_DIRECTIONS FOR THIS TASK_
Can the data below be echoed back word for word?
--- BEGIN ---
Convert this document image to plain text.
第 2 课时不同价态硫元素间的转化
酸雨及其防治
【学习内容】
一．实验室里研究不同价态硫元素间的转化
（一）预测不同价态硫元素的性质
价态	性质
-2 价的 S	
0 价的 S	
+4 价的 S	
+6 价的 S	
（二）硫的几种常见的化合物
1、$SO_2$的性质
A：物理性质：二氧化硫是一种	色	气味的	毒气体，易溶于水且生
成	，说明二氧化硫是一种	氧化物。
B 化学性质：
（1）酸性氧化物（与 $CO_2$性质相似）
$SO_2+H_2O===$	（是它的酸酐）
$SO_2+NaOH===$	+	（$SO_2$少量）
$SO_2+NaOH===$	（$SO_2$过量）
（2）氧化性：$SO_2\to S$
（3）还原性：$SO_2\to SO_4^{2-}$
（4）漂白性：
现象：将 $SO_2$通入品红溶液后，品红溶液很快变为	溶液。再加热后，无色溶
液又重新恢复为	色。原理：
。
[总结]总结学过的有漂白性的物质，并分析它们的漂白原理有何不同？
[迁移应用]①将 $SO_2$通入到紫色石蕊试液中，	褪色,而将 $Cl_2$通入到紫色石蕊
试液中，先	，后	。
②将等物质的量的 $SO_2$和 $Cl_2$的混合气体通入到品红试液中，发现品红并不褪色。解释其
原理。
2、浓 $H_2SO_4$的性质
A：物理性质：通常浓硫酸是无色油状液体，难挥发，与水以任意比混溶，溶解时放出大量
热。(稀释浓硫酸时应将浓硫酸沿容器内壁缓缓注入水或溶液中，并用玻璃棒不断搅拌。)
--- END ---
_EXERCISE SOLUTION_
Convert this document image to plain text.
第 2 课时不同价态硫元素间的转化
酸雨及其防治
【学习内容】
一．实验室里研究不同价态硫元素间的转化
（一）预测不同价态硫元素的性质
价态	性质
-2 价的 S	
0 价的 S	
+4 价的 S	
+6 价的 S	
（二）硫的几种常见的化合物
1、$SO_2$的性质
A：物理性质：二氧化硫是一种	色	气味的	毒气体，易溶于水且生
成	，说明二氧化硫是一种	氧化物。
B 化学性质：
（1）酸性氧化物（与 $CO_2$性质相似）
$SO_2+H_2O===$	（是它的酸酐）
$SO_2+NaOH===$	+	（$SO_2$少量）
$SO_2+NaOH===$	（$SO_2$过量）
（2）氧化性：$SO_2\to S$
（3）还原性：$SO_2\to SO_4^{2-}$
（4）漂白性：
现象：将 $SO_2$通入品红溶液后，品红溶液很快变为	溶液。再加热后，无色溶
液又重新恢复为	色。原理：
。
[总结]总结学过的有漂白性的物质，并分析它们的漂白原理有何不同？
[迁移应用]①将 $SO_2$通入到紫色石蕊试液中，	褪色,而将 $Cl_2$通入到紫色石蕊
试液中，先	，后	。
②将等物质的量的 $SO_2$和 $Cl_2$的混合气体通入到品红试液中，发现品红并不褪色。解释其
原理。
2、浓 $H_2SO_4$的性质
A：物理性质：通常浓硫酸是无色油状液体，难挥发，与水以任意比混溶，溶解时放出大量
热。(稀释浓硫酸时应将浓硫酸沿容器内壁缓缓注入水或溶液中，并用玻璃棒不断搅拌。)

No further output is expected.